● **WHAT YOU WILL DO**:
Leaving out the pictures, restate each record below word for word.

[Rendered page images]
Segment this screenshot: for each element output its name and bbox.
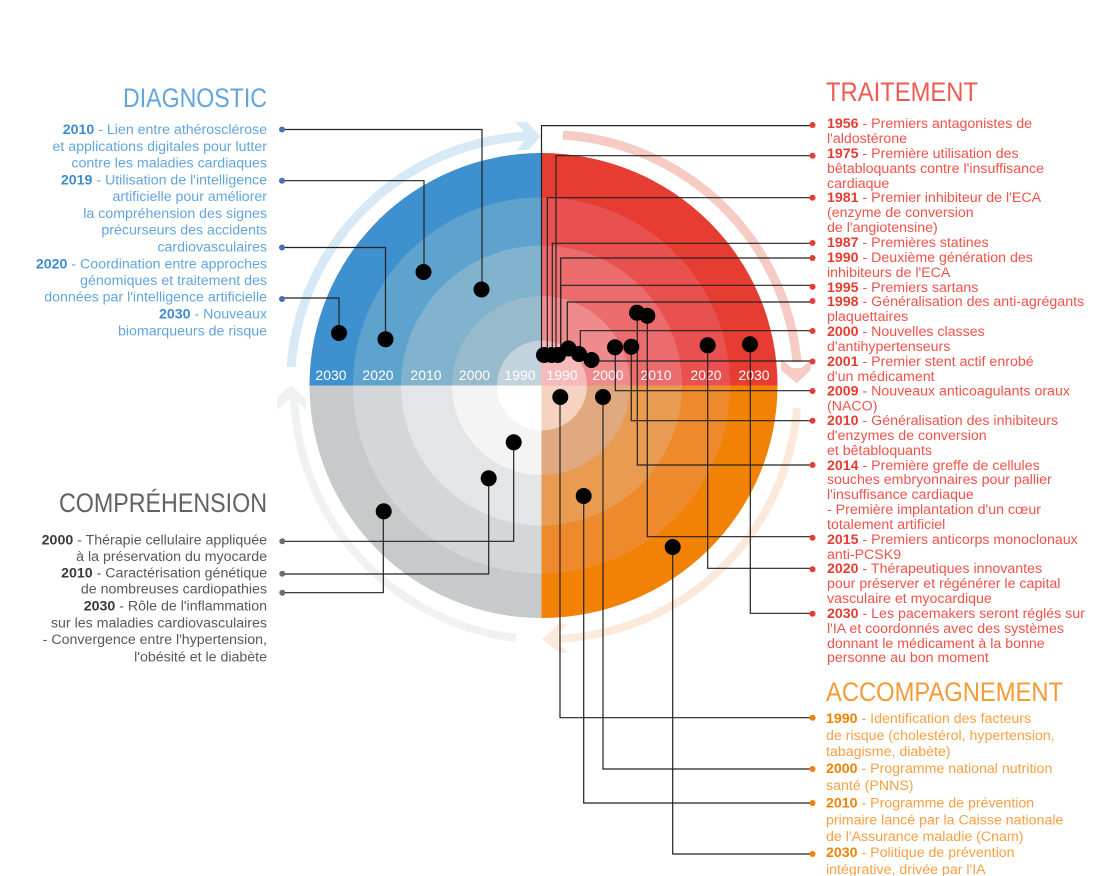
text block: traitement: (enzyme de conversion: [827, 205, 974, 221]
arrow: diagnostic arc: [291, 122, 541, 367]
text block: traitement: d'enzymes de conversion: [827, 428, 987, 444]
text block: traitement: inhibiteurs de l'ECA: [827, 265, 951, 281]
text block: accompagnement: primaire lancé par la Caisse nationale: [826, 812, 1063, 828]
text block: accompagnement: 1990 - Identification des facteurs: [826, 711, 1031, 727]
year labels: 2000: [459, 367, 490, 383]
text block: traitement: 1995 - Premiers sartans: [827, 280, 978, 296]
text block: traitement: pour préserver et régénérer le capital: [827, 576, 1060, 592]
text block: accompagnement: 2030 - Politique de prévention: [826, 845, 1015, 861]
text block: comprehension: à la préservation du myocarde: [76, 549, 267, 565]
text block: traitement: personne au bon moment: [827, 650, 989, 666]
arrow: traitement arc: [563, 135, 811, 383]
text block: traitement: 1990 - Deuxième génération des: [827, 250, 1033, 266]
text block: traitement: (NACO): [827, 398, 877, 414]
text block: traitement: 2015 - Premiers anticorps monoclonaux: [827, 532, 1078, 548]
text block: diagnostic: la compréhension des signes: [83, 206, 267, 222]
text block: traitement: 1981 - Premier inhibiteur de l'ECA: [827, 190, 1042, 206]
text block: traitement: d'antihypertenseurs: [827, 339, 950, 355]
connectors: traitement: [536, 122, 816, 617]
text block: traitement: l'IA et coordonnés avec des systèmes: [827, 621, 1064, 637]
text block: diagnostic: cardiovasculaires: [157, 240, 267, 256]
text block: traitement: 1975 - Première utilisation des: [827, 146, 1019, 162]
text block: diagnostic: génomiques et traitement des: [80, 273, 267, 289]
text block: comprehension: 2010 - Caractérisation génétique: [61, 566, 267, 582]
text block: comprehension: 2000 - Thérapie cellulaire appliquée: [42, 532, 267, 548]
heading: diagnostic: DIAGNOSTIC: [123, 83, 267, 113]
year labels: 2010: [640, 367, 672, 383]
text block: comprehension: 2030 - Rôle de l'inflammation: [84, 599, 267, 615]
connectors: accompagnement: [552, 389, 816, 857]
text block: comprehension: de nombreuses cardiopathies: [81, 582, 267, 598]
text block: traitement: d'un médicament: [827, 369, 935, 385]
text block: traitement: 2010 - Généralisation des inhibiteurs: [827, 413, 1058, 429]
text block: diagnostic: biomarqueurs de risque: [118, 324, 267, 340]
text block: accompagnement: de l'Assurance maladie (Cnam): [826, 829, 1023, 845]
text block: diagnostic: données par l'intelligence artificielle: [44, 290, 267, 306]
arrow: accompagnement arc: [542, 408, 797, 653]
text block: accompagnement: 2000 - Programme national nutrition: [826, 761, 1052, 777]
text block: traitement: - Première implantation d'un cœur: [827, 502, 1041, 518]
text block: diagnostic: [36, 122, 267, 340]
text block: accompagnement: de risque (cholestérol, hypertension,: [826, 728, 1055, 744]
quadrant: accompagnement: [542, 386, 778, 618]
text block: diagnostic: contre les maladies cardiaques: [71, 156, 267, 172]
year labels: 2020: [690, 367, 722, 383]
heading: accompagnement: ACCOMPAGNEMENT: [826, 677, 1063, 707]
text block: accompagnement: [826, 711, 1063, 876]
text block: traitement: anti-PCSK9: [827, 547, 901, 563]
text block: traitement: l'insuffisance cardiaque: [827, 487, 974, 503]
text block: accompagnement: santé (PNNS): [826, 778, 914, 794]
text block: diagnostic: et applications digitales pour lutter: [52, 139, 267, 155]
year labels: 2020: [362, 367, 394, 383]
year labels: 2010: [410, 367, 442, 383]
text block: comprehension: sur les maladies cardiovasculaires: [51, 616, 267, 632]
text block: diagnostic: 2019 - Utilisation de l'intelligence: [61, 172, 267, 188]
text block: comprehension: [42, 532, 267, 666]
text block: comprehension: l'obésité et le diabète: [134, 650, 267, 666]
text block: diagnostic: précurseurs des accidents: [101, 222, 267, 238]
quadrant: diagnostic: [310, 153, 542, 386]
text block: traitement: 1998 - Généralisation des anti-agrégants: [827, 294, 1084, 310]
text block: traitement: 2001 - Premier stent actif enrobé: [827, 354, 1034, 370]
text block: comprehension: - Convergence entre l'hypertension,: [43, 632, 267, 648]
text block: diagnostic: artificielle pour améliorer: [112, 189, 267, 205]
heading: comprehension: COMPRÉHENSION: [59, 488, 267, 518]
text block: traitement: 2000 - Nouvelles classes: [827, 324, 985, 340]
text block: traitement: 2009 - Nouveaux anticoagulants oraux: [827, 384, 1070, 400]
text block: traitement: 2020 - Thérapeutiques innovantes: [827, 561, 1042, 577]
year labels: 1990: [504, 367, 536, 383]
quadrant: comprehension: [310, 386, 542, 618]
connectors: diagnostic: [279, 126, 490, 347]
heading: traitement: TRAITEMENT: [826, 77, 978, 107]
text block: traitement: l'aldostérone: [827, 131, 907, 147]
text block: traitement: plaquettaires: [827, 309, 908, 325]
text block: traitement: de l'angiotensine): [827, 220, 938, 236]
text block: traitement: 1956 - Premiers antagonistes de: [827, 116, 1032, 132]
text block: diagnostic: 2020 - Coordination entre approches: [36, 256, 267, 272]
quadrant: traitement: [542, 153, 778, 386]
year labels: 1990: [546, 367, 578, 383]
text block: diagnostic: 2010 - Lien entre athérosclérose: [63, 122, 267, 138]
text block: traitement: souches embryonnaires pour pallier: [827, 472, 1052, 488]
text block: traitement: 1987 - Premières statines: [827, 235, 989, 251]
text block: traitement: [827, 116, 1085, 666]
text block: traitement: 2014 - Première greffe de cellules: [827, 458, 1040, 474]
text block: traitement: cardiaque: [827, 176, 889, 192]
connectors: comprehension: [279, 434, 522, 596]
text block: diagnostic: 2030 - Nouveaux: [159, 306, 267, 322]
year labels: 2030: [315, 367, 347, 383]
arrow: comprehension arc: [277, 385, 516, 638]
text block: traitement: et bêtabloquants: [827, 443, 932, 459]
text block: traitement: totalement artificiel: [827, 517, 945, 533]
year labels: [315, 367, 770, 383]
year labels: 2030: [738, 367, 770, 383]
text block: accompagnement: 2010 - Programme de prévention: [826, 796, 1034, 812]
year labels: 2000: [592, 367, 624, 383]
text block: traitement: donnant le médicament à la bonne: [827, 636, 1045, 652]
text block: traitement: vasculaire et myocardique: [827, 591, 992, 607]
concentric disc chart: [310, 153, 778, 618]
text block: traitement: bêtabloquants contre l'insuffisance: [827, 161, 1044, 177]
text block: traitement: 2030 - Les pacemakers seront réglés sur: [827, 606, 1085, 622]
text block: accompagnement: tabagisme, diabète): [826, 744, 951, 760]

● **RESULT OF THE TASK**:
Segment this screenshot: for each element output its name and bbox.
text block: traitement: (enzyme de conversion: [827, 205, 974, 221]
arrow: diagnostic arc: [291, 122, 541, 367]
text block: traitement: d'enzymes de conversion: [827, 428, 987, 444]
text block: traitement: inhibiteurs de l'ECA: [827, 265, 951, 281]
text block: accompagnement: primaire lancé par la Caisse nationale: [826, 812, 1063, 828]
text block: accompagnement: 1990 - Identification des facteurs: [826, 711, 1031, 727]
year labels: 2000: [459, 367, 490, 383]
text block: traitement: 1995 - Premiers sartans: [827, 280, 978, 296]
text block: traitement: pour préserver et régénérer le capital: [827, 576, 1060, 592]
text block: accompagnement: 2030 - Politique de prévention: [826, 845, 1015, 861]
text block: comprehension: à la préservation du myocarde: [76, 549, 267, 565]
text block: traitement: personne au bon moment: [827, 650, 989, 666]
arrow: traitement arc: [563, 135, 811, 383]
text block: traitement: 1990 - Deuxième génération des: [827, 250, 1033, 266]
text block: traitement: (NACO): [827, 398, 877, 414]
text block: traitement: 2015 - Premiers anticorps monoclonaux: [827, 532, 1078, 548]
text block: diagnostic: la compréhension des signes: [83, 206, 267, 222]
text block: traitement: 1981 - Premier inhibiteur de l'ECA: [827, 190, 1042, 206]
text block: traitement: d'antihypertenseurs: [827, 339, 950, 355]
connectors: traitement: [536, 122, 816, 617]
text block: traitement: l'IA et coordonnés avec des systèmes: [827, 621, 1064, 637]
text block: diagnostic: cardiovasculaires: [157, 240, 267, 256]
text block: traitement: 1975 - Première utilisation des: [827, 146, 1019, 162]
text block: diagnostic: génomiques et traitement des: [80, 273, 267, 289]
text block: comprehension: 2010 - Caractérisation génétique: [61, 566, 267, 582]
text block: comprehension: 2000 - Thérapie cellulaire appliquée: [42, 532, 267, 548]
heading: diagnostic: DIAGNOSTIC: [123, 83, 267, 113]
year labels: 2010: [640, 367, 672, 383]
text block: comprehension: 2030 - Rôle de l'inflammation: [84, 599, 267, 615]
connectors: accompagnement: [552, 389, 816, 857]
text block: comprehension: de nombreuses cardiopathies: [81, 582, 267, 598]
text block: traitement: d'un médicament: [827, 369, 935, 385]
text block: traitement: 2010 - Généralisation des inhibiteurs: [827, 413, 1058, 429]
text block: diagnostic: biomarqueurs de risque: [118, 324, 267, 340]
text block: accompagnement: de l'Assurance maladie (Cnam): [826, 829, 1023, 845]
text block: diagnostic: données par l'intelligence artificielle: [44, 290, 267, 306]
arrow: accompagnement arc: [542, 408, 797, 653]
text block: accompagnement: 2000 - Programme national nutrition: [826, 761, 1052, 777]
text block: traitement: - Première implantation d'un cœur: [827, 502, 1041, 518]
text block: diagnostic: [36, 122, 267, 340]
text block: accompagnement: de risque (cholestérol, hypertension,: [826, 728, 1055, 744]
quadrant: accompagnement: [542, 386, 778, 618]
text block: diagnostic: contre les maladies cardiaques: [71, 156, 267, 172]
year labels: 2020: [690, 367, 722, 383]
heading: accompagnement: ACCOMPAGNEMENT: [826, 677, 1063, 707]
text block: accompagnement: [826, 711, 1063, 876]
text block: traitement: anti-PCSK9: [827, 547, 901, 563]
text block: traitement: l'insuffisance cardiaque: [827, 487, 974, 503]
text block: accompagnement: santé (PNNS): [826, 778, 914, 794]
text block: diagnostic: et applications digitales pour lutter: [52, 139, 267, 155]
year labels: 2020: [362, 367, 394, 383]
year labels: 2010: [410, 367, 442, 383]
text block: comprehension: sur les maladies cardiovasculaires: [51, 616, 267, 632]
text block: diagnostic: 2019 - Utilisation de l'intelligence: [61, 172, 267, 188]
text block: comprehension: [42, 532, 267, 666]
text block: comprehension: l'obésité et le diabète: [134, 650, 267, 666]
text block: diagnostic: précurseurs des accidents: [101, 222, 267, 238]
quadrant: diagnostic: [310, 153, 542, 386]
text block: traitement: 1998 - Généralisation des anti-agrégants: [827, 294, 1084, 310]
text block: traitement: 2001 - Premier stent actif enrobé: [827, 354, 1034, 370]
text block: comprehension: - Convergence entre l'hypertension,: [43, 632, 267, 648]
text block: diagnostic: artificielle pour améliorer: [112, 189, 267, 205]
heading: comprehension: COMPRÉHENSION: [59, 488, 267, 518]
text block: traitement: 2000 - Nouvelles classes: [827, 324, 985, 340]
text block: traitement: 2009 - Nouveaux anticoagulants oraux: [827, 384, 1070, 400]
text block: traitement: 2020 - Thérapeutiques innovantes: [827, 561, 1042, 577]
year labels: 1990: [504, 367, 536, 383]
quadrant: comprehension: [310, 386, 542, 618]
connectors: diagnostic: [279, 126, 490, 347]
heading: traitement: TRAITEMENT: [826, 77, 978, 107]
text block: traitement: l'aldostérone: [827, 131, 907, 147]
text block: traitement: plaquettaires: [827, 309, 908, 325]
text block: traitement: de l'angiotensine): [827, 220, 938, 236]
text block: traitement: 1956 - Premiers antagonistes de: [827, 116, 1032, 132]
text block: diagnostic: 2020 - Coordination entre approches: [36, 256, 267, 272]
quadrant: traitement: [542, 153, 778, 386]
year labels: 1990: [546, 367, 578, 383]
text block: diagnostic: 2010 - Lien entre athérosclérose: [63, 122, 267, 138]
text block: traitement: souches embryonnaires pour pallier: [827, 472, 1052, 488]
text block: traitement: 1987 - Premières statines: [827, 235, 989, 251]
text block: traitement: [827, 116, 1085, 666]
text block: traitement: 2014 - Première greffe de cellules: [827, 458, 1040, 474]
text block: traitement: cardiaque: [827, 176, 889, 192]
connectors: comprehension: [279, 434, 522, 596]
text block: diagnostic: 2030 - Nouveaux: [159, 306, 267, 322]
year labels: 2030: [315, 367, 347, 383]
arrow: comprehension arc: [277, 385, 516, 638]
text block: traitement: et bêtabloquants: [827, 443, 932, 459]
text block: traitement: totalement artificiel: [827, 517, 945, 533]
year labels: [315, 367, 770, 383]
year labels: 2030: [738, 367, 770, 383]
text block: accompagnement: 2010 - Programme de prévention: [826, 796, 1034, 812]
year labels: 2000: [592, 367, 624, 383]
text block: traitement: donnant le médicament à la bonne: [827, 636, 1045, 652]
text block: traitement: vasculaire et myocardique: [827, 591, 992, 607]
concentric disc chart: [310, 153, 778, 618]
text block: traitement: bêtabloquants contre l'insuffisance: [827, 161, 1044, 177]
text block: traitement: 2030 - Les pacemakers seront réglés sur: [827, 606, 1085, 622]
text block: accompagnement: tabagisme, diabète): [826, 744, 951, 760]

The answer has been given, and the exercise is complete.